THE PROBLEM -
Count the lines in the material below that contain the word "area", treating uppercase and lowercase as different. Reply with the number alone.
-- Start RAW DATA --
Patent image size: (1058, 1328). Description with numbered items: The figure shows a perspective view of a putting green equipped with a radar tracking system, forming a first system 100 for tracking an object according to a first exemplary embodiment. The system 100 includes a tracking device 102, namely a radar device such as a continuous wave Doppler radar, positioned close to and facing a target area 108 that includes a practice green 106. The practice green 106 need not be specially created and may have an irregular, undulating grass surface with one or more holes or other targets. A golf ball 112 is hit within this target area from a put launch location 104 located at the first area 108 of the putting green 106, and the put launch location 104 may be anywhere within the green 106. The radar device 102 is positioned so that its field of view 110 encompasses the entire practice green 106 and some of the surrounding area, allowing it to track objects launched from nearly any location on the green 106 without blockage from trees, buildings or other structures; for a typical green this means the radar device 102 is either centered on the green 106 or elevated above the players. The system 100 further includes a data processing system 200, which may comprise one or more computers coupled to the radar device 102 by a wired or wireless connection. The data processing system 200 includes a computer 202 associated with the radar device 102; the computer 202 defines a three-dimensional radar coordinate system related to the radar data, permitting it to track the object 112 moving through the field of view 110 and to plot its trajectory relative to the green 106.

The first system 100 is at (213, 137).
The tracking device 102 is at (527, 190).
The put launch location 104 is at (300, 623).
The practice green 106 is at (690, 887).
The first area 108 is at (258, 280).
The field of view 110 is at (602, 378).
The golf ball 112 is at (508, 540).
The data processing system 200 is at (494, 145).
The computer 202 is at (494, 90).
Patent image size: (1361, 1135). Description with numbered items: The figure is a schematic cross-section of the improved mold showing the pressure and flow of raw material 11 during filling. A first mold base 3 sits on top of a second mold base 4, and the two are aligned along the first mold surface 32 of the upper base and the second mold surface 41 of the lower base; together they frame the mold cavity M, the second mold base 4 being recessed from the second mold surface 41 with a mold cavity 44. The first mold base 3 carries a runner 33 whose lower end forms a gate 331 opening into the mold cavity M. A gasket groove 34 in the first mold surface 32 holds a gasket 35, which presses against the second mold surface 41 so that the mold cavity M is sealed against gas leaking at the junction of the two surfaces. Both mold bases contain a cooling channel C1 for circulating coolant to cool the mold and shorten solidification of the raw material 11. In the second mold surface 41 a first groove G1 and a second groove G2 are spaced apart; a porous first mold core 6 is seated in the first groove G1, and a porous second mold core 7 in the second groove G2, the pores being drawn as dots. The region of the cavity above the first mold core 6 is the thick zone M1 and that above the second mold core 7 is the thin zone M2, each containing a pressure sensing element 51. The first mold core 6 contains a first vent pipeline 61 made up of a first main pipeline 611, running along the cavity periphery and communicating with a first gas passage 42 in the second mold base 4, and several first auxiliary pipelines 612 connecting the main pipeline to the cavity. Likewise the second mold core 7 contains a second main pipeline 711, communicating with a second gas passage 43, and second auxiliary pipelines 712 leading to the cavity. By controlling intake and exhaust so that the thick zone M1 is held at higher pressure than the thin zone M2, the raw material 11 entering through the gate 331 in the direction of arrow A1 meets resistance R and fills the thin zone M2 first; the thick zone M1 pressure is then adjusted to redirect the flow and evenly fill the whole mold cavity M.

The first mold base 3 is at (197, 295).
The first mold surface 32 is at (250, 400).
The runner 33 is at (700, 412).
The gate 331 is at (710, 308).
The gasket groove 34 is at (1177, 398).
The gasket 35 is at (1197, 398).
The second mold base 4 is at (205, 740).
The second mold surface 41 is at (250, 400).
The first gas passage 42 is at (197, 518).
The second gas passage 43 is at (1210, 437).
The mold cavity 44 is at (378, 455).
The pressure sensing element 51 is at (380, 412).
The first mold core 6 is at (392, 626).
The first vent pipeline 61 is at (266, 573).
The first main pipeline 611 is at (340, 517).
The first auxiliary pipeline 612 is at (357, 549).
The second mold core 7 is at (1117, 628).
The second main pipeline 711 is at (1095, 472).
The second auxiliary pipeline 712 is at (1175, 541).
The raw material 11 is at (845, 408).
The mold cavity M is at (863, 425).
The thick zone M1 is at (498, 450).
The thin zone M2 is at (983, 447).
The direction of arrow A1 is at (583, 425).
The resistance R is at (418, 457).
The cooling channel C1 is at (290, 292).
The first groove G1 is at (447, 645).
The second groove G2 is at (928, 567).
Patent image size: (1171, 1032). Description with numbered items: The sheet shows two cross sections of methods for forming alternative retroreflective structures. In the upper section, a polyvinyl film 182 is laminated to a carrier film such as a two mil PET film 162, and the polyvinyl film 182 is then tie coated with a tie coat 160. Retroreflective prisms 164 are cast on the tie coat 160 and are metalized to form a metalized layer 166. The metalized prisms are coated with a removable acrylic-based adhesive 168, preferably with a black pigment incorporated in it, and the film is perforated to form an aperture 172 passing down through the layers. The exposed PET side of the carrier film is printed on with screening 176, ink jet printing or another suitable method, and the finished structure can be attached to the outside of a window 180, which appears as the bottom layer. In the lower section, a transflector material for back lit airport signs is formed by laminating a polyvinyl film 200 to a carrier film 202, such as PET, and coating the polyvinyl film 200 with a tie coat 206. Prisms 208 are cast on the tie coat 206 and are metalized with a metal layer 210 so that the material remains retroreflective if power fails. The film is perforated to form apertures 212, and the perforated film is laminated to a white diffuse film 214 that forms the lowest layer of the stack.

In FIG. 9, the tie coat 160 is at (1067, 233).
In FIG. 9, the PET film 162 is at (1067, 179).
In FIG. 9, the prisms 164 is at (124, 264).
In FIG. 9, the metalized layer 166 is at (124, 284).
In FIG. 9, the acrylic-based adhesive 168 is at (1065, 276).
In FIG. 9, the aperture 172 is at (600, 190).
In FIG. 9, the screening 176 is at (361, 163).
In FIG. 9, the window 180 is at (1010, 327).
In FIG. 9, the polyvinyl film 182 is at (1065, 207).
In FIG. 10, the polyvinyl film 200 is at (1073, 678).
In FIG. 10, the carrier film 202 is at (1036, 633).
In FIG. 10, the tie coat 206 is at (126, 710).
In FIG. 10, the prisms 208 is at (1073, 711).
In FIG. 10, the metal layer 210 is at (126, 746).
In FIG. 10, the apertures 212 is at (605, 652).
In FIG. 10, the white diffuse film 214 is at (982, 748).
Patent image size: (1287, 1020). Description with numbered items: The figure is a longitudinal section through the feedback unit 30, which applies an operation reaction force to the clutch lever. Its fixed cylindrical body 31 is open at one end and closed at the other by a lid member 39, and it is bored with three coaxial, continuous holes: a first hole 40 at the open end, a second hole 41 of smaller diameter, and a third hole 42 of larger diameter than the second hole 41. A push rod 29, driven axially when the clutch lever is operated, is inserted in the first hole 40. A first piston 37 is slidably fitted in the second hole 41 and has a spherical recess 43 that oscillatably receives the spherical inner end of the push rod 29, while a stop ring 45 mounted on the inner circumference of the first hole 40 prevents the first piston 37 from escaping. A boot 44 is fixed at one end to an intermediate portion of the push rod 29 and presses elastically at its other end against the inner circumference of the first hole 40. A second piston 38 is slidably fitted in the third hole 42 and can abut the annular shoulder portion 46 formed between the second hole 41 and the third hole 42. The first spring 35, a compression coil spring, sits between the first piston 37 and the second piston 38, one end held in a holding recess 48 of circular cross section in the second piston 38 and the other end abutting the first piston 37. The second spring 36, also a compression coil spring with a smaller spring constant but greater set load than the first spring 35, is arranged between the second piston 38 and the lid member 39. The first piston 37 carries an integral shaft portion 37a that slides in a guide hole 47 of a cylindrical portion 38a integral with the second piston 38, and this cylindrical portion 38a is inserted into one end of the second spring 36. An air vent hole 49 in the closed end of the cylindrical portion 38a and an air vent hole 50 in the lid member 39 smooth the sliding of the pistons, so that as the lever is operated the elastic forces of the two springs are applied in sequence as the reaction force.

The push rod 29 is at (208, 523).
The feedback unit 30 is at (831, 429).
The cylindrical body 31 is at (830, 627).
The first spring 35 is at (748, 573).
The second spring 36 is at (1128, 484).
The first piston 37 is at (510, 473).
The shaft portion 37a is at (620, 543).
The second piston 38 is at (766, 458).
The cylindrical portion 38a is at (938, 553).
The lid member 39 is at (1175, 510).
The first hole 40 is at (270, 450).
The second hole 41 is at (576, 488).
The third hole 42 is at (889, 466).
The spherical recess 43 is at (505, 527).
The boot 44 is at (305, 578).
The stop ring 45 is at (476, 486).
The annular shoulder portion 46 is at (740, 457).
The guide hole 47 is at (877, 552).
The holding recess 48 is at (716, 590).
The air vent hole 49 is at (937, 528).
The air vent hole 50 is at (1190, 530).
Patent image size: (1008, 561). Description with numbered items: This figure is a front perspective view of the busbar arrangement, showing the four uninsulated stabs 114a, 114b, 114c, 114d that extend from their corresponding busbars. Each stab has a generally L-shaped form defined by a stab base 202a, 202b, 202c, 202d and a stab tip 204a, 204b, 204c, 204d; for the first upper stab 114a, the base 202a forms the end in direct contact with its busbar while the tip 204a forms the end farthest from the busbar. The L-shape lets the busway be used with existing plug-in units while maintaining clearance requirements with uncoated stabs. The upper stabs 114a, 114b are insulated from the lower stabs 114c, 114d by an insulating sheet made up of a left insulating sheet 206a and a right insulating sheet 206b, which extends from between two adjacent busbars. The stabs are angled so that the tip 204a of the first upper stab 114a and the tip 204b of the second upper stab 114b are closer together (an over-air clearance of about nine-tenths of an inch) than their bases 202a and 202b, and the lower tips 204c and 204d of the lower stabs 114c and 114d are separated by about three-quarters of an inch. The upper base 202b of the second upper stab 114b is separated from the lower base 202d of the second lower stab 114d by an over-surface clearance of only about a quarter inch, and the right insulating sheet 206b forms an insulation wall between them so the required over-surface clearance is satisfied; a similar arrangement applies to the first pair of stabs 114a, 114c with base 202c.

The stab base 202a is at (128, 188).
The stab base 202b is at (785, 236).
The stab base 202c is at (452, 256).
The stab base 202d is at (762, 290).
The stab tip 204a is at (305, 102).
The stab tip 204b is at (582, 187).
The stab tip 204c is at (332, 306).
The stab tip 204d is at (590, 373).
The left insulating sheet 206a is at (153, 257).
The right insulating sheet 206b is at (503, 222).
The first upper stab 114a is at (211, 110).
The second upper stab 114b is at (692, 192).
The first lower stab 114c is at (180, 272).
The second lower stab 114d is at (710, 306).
-- End RAW DATA --
FINAL RESULT -
2